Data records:

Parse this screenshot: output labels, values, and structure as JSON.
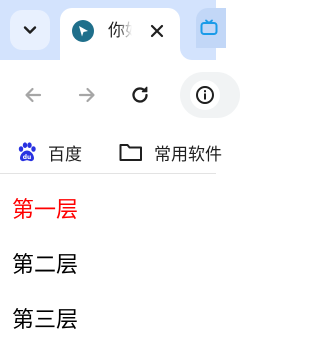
{
  "browser": {
    "tab": {
      "title": "你好"
    },
    "bookmarks": [
      {
        "label": "百度",
        "icon": "baidu-paw-icon"
      },
      {
        "label": "常用软件",
        "icon": "folder-icon"
      }
    ],
    "colors": {
      "tabstrip_bg": "#d3e3fd",
      "accent": "#1f6f8b",
      "baidu_blue": "#2932e1"
    }
  },
  "page": {
    "items": [
      {
        "text": "第一层",
        "color": "#ff0000"
      },
      {
        "text": "第二层",
        "color": "#000000"
      },
      {
        "text": "第三层",
        "color": "#000000"
      }
    ]
  }
}
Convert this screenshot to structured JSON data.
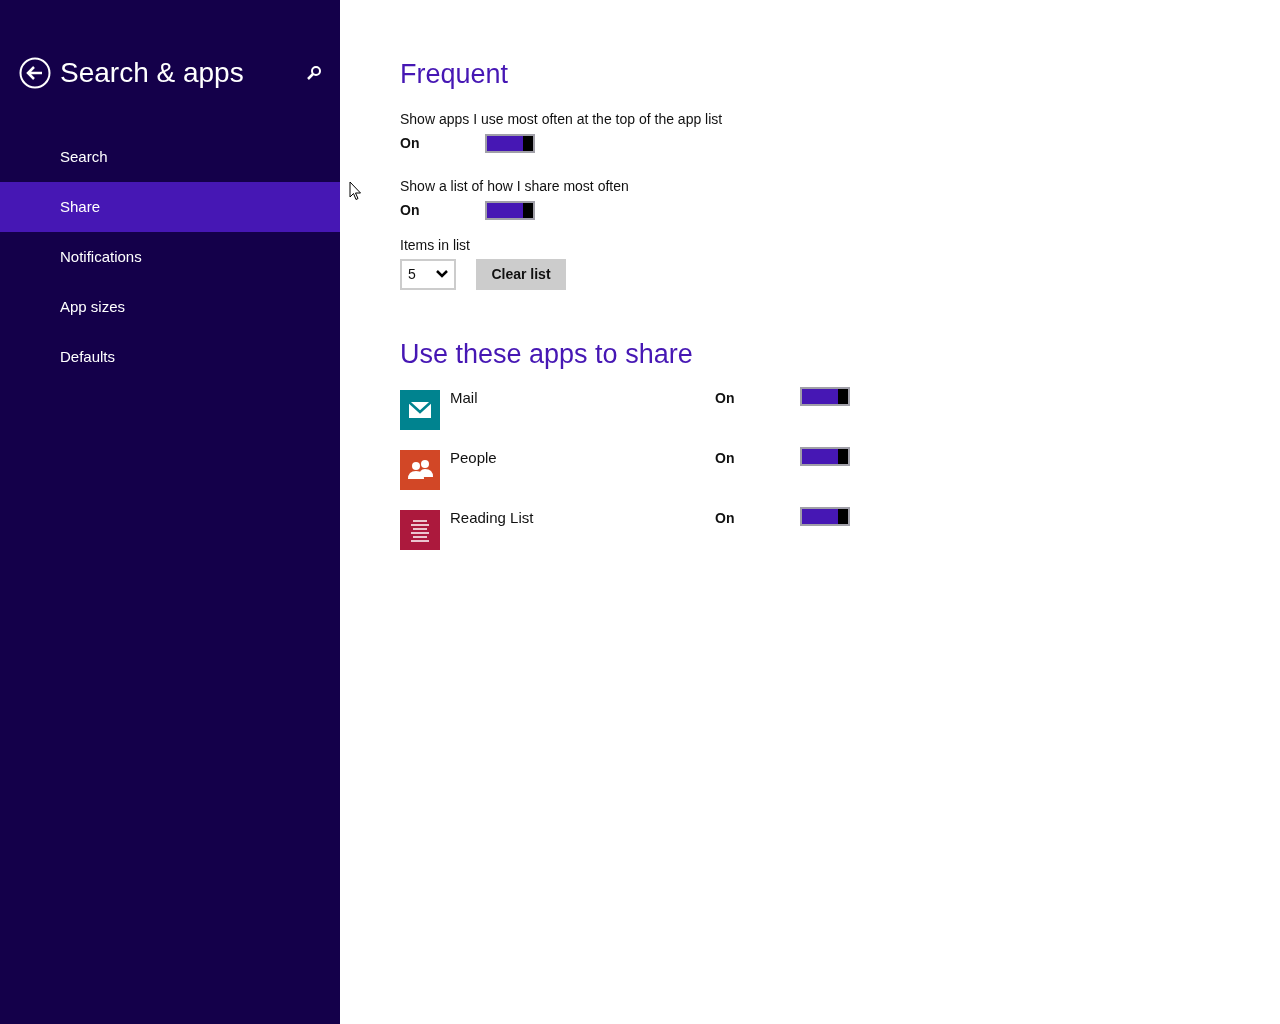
{
  "sidebar": {
    "title": "Search & apps",
    "items": [
      {
        "label": "Search",
        "selected": false
      },
      {
        "label": "Share",
        "selected": true
      },
      {
        "label": "Notifications",
        "selected": false
      },
      {
        "label": "App sizes",
        "selected": false
      },
      {
        "label": "Defaults",
        "selected": false
      }
    ]
  },
  "frequent": {
    "heading": "Frequent",
    "settings": [
      {
        "label": "Show apps I use most often at the top of the app list",
        "state": "On",
        "on": true
      },
      {
        "label": "Show a list of how I share most often",
        "state": "On",
        "on": true
      }
    ],
    "items_in_list": {
      "label": "Items in list",
      "value": "5"
    },
    "clear_button": "Clear list"
  },
  "share_apps": {
    "heading": "Use these apps to share",
    "apps": [
      {
        "name": "Mail",
        "kind": "mail",
        "color": "#00838f",
        "state": "On",
        "on": true
      },
      {
        "name": "People",
        "kind": "people",
        "color": "#d24726",
        "state": "On",
        "on": true
      },
      {
        "name": "Reading List",
        "kind": "reading",
        "color": "#ac193d",
        "state": "On",
        "on": true
      }
    ]
  }
}
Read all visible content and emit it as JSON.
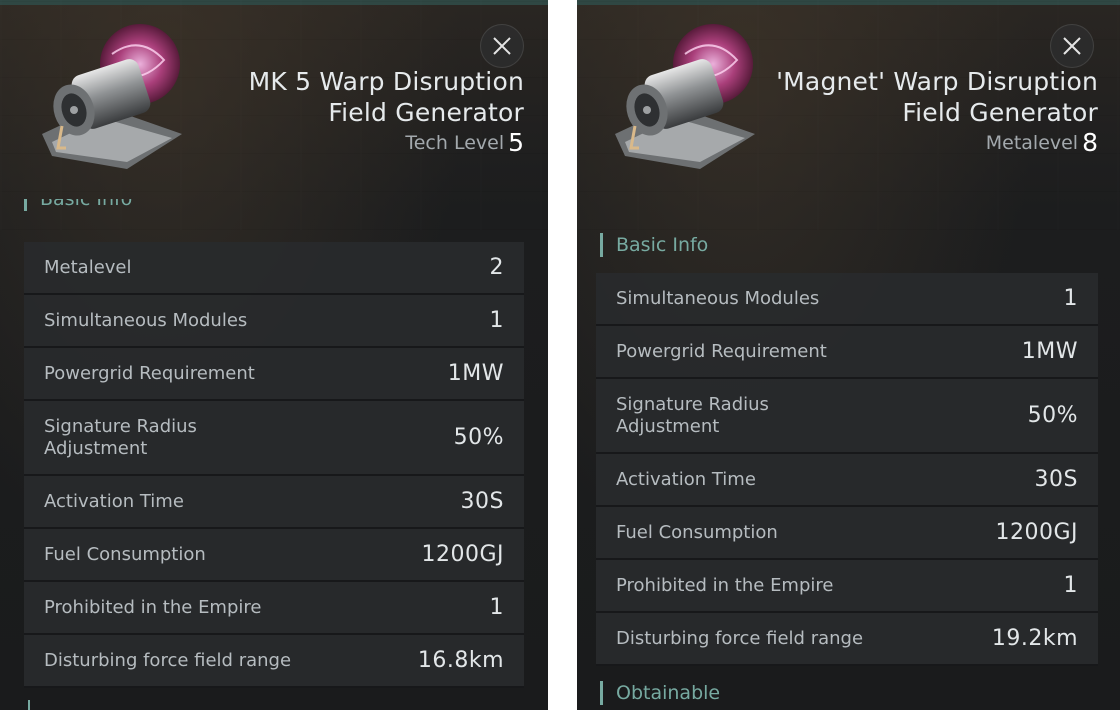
{
  "left_panel": {
    "title_line1": "MK 5 Warp Disruption",
    "title_line2": "Field Generator",
    "level_label": "Tech Level",
    "level_value": "5",
    "section_label": "Basic Info",
    "rows": [
      {
        "label": "Metalevel",
        "value": "2"
      },
      {
        "label": "Simultaneous Modules",
        "value": "1"
      },
      {
        "label": "Powergrid Requirement",
        "value": "1MW"
      },
      {
        "label_line1": "Signature Radius",
        "label_line2": "Adjustment",
        "value": "50%"
      },
      {
        "label": "Activation Time",
        "value": "30S"
      },
      {
        "label": "Fuel Consumption",
        "value": "1200GJ"
      },
      {
        "label": "Prohibited in the Empire",
        "value": "1"
      },
      {
        "label": "Disturbing force field range",
        "value": "16.8km"
      }
    ]
  },
  "right_panel": {
    "title_line1": "'Magnet' Warp Disruption",
    "title_line2": "Field Generator",
    "level_label": "Metalevel",
    "level_value": "8",
    "section_label": "Basic Info",
    "rows": [
      {
        "label": "Simultaneous Modules",
        "value": "1"
      },
      {
        "label": "Powergrid Requirement",
        "value": "1MW"
      },
      {
        "label_line1": "Signature Radius",
        "label_line2": "Adjustment",
        "value": "50%"
      },
      {
        "label": "Activation Time",
        "value": "30S"
      },
      {
        "label": "Fuel Consumption",
        "value": "1200GJ"
      },
      {
        "label": "Prohibited in the Empire",
        "value": "1"
      },
      {
        "label": "Disturbing force field range",
        "value": "19.2km"
      }
    ],
    "next_section_label": "Obtainable"
  },
  "icons": {
    "close": "close-icon",
    "item": "warp-disruption-field-generator-icon"
  },
  "colors": {
    "accent": "#77aaa1",
    "row_bg": "#282a2c",
    "panel_bg": "#1a1b1c"
  }
}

» **GOAL**:
Copy all the records above exactly, but leave out the pictures.

» **FINAL ANSWER**:
Parse this screenshot: output labels, values, and structure as JSON.
{
  "browser": {
    "tab": {
      "title": "你好"
    },
    "bookmarks": [
      {
        "label": "百度",
        "icon": "baidu-paw-icon"
      },
      {
        "label": "常用软件",
        "icon": "folder-icon"
      }
    ],
    "colors": {
      "tabstrip_bg": "#d3e3fd",
      "accent": "#1f6f8b",
      "baidu_blue": "#2932e1"
    }
  },
  "page": {
    "items": [
      {
        "text": "第一层",
        "color": "#ff0000"
      },
      {
        "text": "第二层",
        "color": "#000000"
      },
      {
        "text": "第三层",
        "color": "#000000"
      }
    ]
  }
}
Convert this screenshot to structured JSON data.
{
  "sidebar": {
    "title": "Search & apps",
    "items": [
      {
        "label": "Search",
        "selected": false
      },
      {
        "label": "Share",
        "selected": true
      },
      {
        "label": "Notifications",
        "selected": false
      },
      {
        "label": "App sizes",
        "selected": false
      },
      {
        "label": "Defaults",
        "selected": false
      }
    ]
  },
  "frequent": {
    "heading": "Frequent",
    "settings": [
      {
        "label": "Show apps I use most often at the top of the app list",
        "state": "On",
        "on": true
      },
      {
        "label": "Show a list of how I share most often",
        "state": "On",
        "on": true
      }
    ],
    "items_in_list": {
      "label": "Items in list",
      "value": "5"
    },
    "clear_button": "Clear list"
  },
  "share_apps": {
    "heading": "Use these apps to share",
    "apps": [
      {
        "name": "Mail",
        "kind": "mail",
        "color": "#00838f",
        "state": "On",
        "on": true
      },
      {
        "name": "People",
        "kind": "people",
        "color": "#d24726",
        "state": "On",
        "on": true
      },
      {
        "name": "Reading List",
        "kind": "reading",
        "color": "#ac193d",
        "state": "On",
        "on": true
      }
    ]
  }
}
Read all visible content and emit it as JSON.
{
  "left_panel": {
    "title_line1": "MK 5 Warp Disruption",
    "title_line2": "Field Generator",
    "level_label": "Tech Level",
    "level_value": "5",
    "section_label": "Basic Info",
    "rows": [
      {
        "label": "Metalevel",
        "value": "2"
      },
      {
        "label": "Simultaneous Modules",
        "value": "1"
      },
      {
        "label": "Powergrid Requirement",
        "value": "1MW"
      },
      {
        "label_line1": "Signature Radius",
        "label_line2": "Adjustment",
        "value": "50%"
      },
      {
        "label": "Activation Time",
        "value": "30S"
      },
      {
        "label": "Fuel Consumption",
        "value": "1200GJ"
      },
      {
        "label": "Prohibited in the Empire",
        "value": "1"
      },
      {
        "label": "Disturbing force field range",
        "value": "16.8km"
      }
    ]
  },
  "right_panel": {
    "title_line1": "'Magnet' Warp Disruption",
    "title_line2": "Field Generator",
    "level_label": "Metalevel",
    "level_value": "8",
    "section_label": "Basic Info",
    "rows": [
      {
        "label": "Simultaneous Modules",
        "value": "1"
      },
      {
        "label": "Powergrid Requirement",
        "value": "1MW"
      },
      {
        "label_line1": "Signature Radius",
        "label_line2": "Adjustment",
        "value": "50%"
      },
      {
        "label": "Activation Time",
        "value": "30S"
      },
      {
        "label": "Fuel Consumption",
        "value": "1200GJ"
      },
      {
        "label": "Prohibited in the Empire",
        "value": "1"
      },
      {
        "label": "Disturbing force field range",
        "value": "19.2km"
      }
    ],
    "next_section_label": "Obtainable"
  },
  "icons": {
    "close": "close-icon",
    "item": "warp-disruption-field-generator-icon"
  },
  "colors": {
    "accent": "#77aaa1",
    "row_bg": "#282a2c",
    "panel_bg": "#1a1b1c"
  }
}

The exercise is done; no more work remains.